++++ RECORDS FOR THIS EXERCISE

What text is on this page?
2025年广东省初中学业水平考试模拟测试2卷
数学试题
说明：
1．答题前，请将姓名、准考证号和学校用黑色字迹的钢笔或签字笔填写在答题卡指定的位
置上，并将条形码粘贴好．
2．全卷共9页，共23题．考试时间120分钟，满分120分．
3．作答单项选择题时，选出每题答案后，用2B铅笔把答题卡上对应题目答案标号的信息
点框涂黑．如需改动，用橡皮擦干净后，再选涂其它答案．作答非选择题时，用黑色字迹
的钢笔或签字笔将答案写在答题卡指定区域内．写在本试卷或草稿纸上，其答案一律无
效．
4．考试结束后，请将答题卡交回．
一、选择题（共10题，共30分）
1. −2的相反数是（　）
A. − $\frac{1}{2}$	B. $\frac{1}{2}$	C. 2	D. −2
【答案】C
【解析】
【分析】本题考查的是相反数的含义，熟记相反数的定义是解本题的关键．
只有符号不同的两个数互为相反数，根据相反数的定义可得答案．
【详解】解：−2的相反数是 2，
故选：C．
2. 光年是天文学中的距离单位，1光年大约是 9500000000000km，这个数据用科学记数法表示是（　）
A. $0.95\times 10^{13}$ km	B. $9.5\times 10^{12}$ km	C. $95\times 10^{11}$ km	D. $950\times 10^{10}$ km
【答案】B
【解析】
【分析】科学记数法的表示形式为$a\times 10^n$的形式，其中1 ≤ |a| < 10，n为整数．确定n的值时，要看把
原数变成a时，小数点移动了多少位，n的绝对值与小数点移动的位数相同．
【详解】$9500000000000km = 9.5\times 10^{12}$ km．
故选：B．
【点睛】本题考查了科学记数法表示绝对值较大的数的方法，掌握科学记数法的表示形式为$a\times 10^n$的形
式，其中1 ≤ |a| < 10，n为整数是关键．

++++++++

TASK DETAILS:
Return all lines containing "times".

WRITTEN REPLY:
A. $0.95\times 10^{13}$ km	B. $9.5\times 10^{12}$ km	C. $95\times 10^{11}$ km	D. $950\times 10^{10}$ km
【分析】科学记数法的表示形式为$a\times 10^n$的形式，其中1 ≤ |a| < 10，n为整数．确定n的值时，要看把
【详解】$9500000000000km = 9.5\times 10^{12}$ km．
【点睛】本题考查了科学记数法表示绝对值较大的数的方法，掌握科学记数法的表示形式为$a\times 10^n$的形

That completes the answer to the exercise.